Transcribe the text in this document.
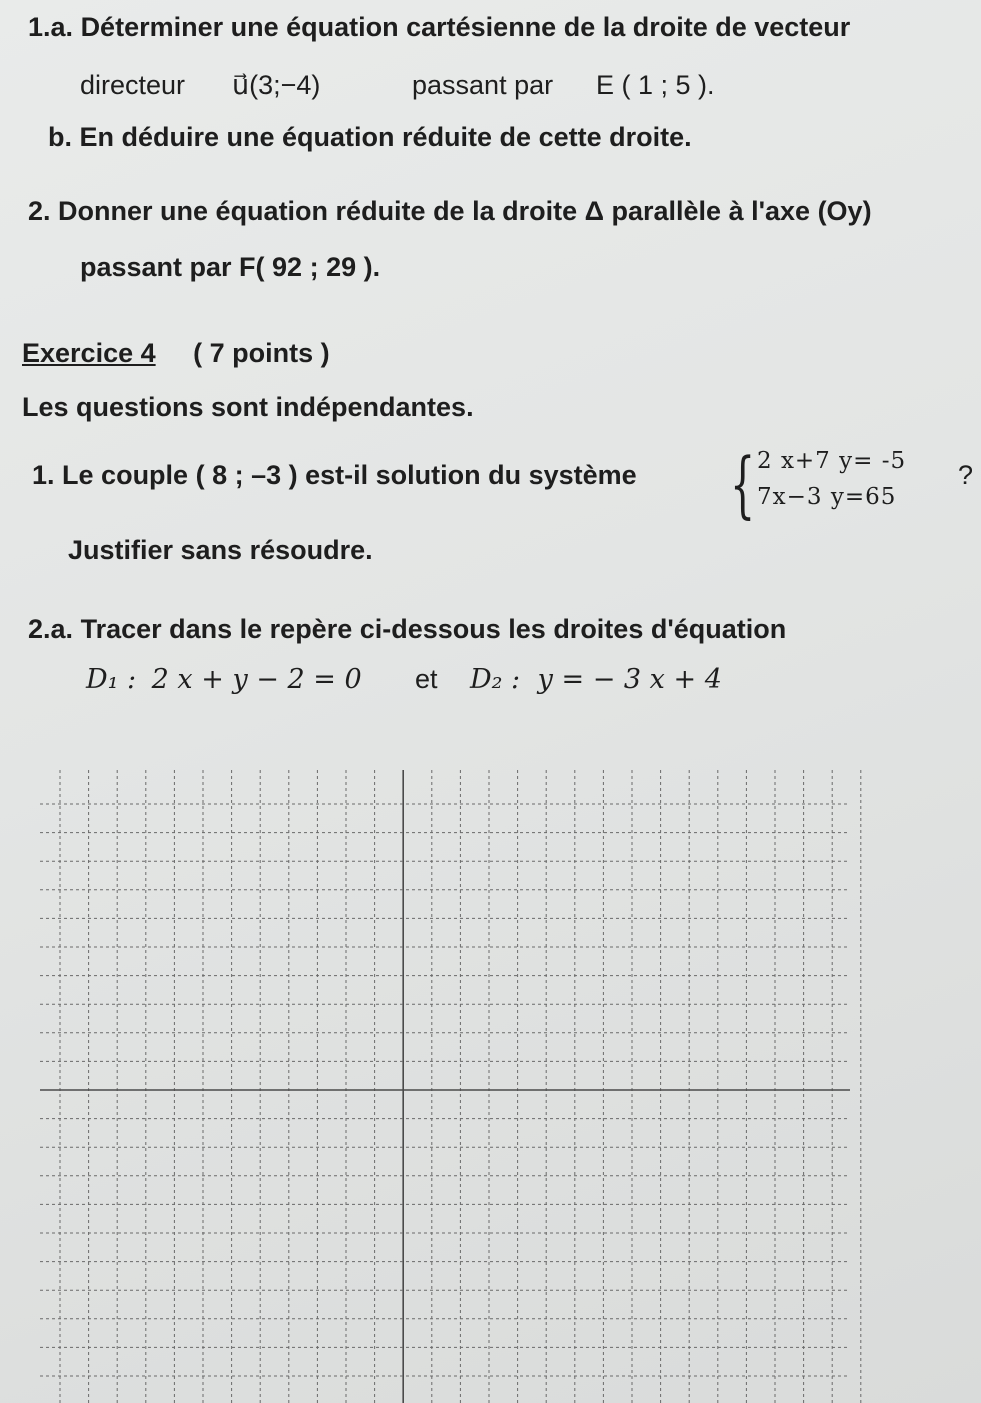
1.a. Déterminer une équation cartésienne de la droite de vecteur
directeur u⃗(3;−4)	passant par E ( 1 ; 5 ).
b. En déduire une équation réduite de cette droite.
2. Donner une équation réduite de la droite Δ parallèle à l'axe (Oy)
passant par F( 92 ; 29 ).
Exercice 4 ( 7 points )
Les questions sont indépendantes.
1. Le couple ( 8 ; –3 ) est-il solution du système { 2 x+7 y= -5
7x−3 y=65
?
Justifier sans résoudre.
2.a. Tracer dans le repère ci-dessous les droites d'équation
D₁ : 2 x + y − 2 = 0 et D₂ : y = − 3 x + 4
..........
- **Set task**: Write out the listing above again, exactly, but with no pictures in the copy.

- **Output of the task**:
Transcribe the text in this document.
1.a. Déterminer une équation cartésienne de la droite de vecteur
directeur u⃗(3;−4)	passant par E ( 1 ; 5 ).
b. En déduire une équation réduite de cette droite.
2. Donner une équation réduite de la droite Δ parallèle à l'axe (Oy)
passant par F( 92 ; 29 ).
Exercice 4 ( 7 points )
Les questions sont indépendantes.
1. Le couple ( 8 ; –3 ) est-il solution du système { 2 x+7 y= -5
7x−3 y=65
?
Justifier sans résoudre.
2.a. Tracer dans le repère ci-dessous les droites d'équation
D₁ : 2 x + y − 2 = 0 et D₂ : y = − 3 x + 4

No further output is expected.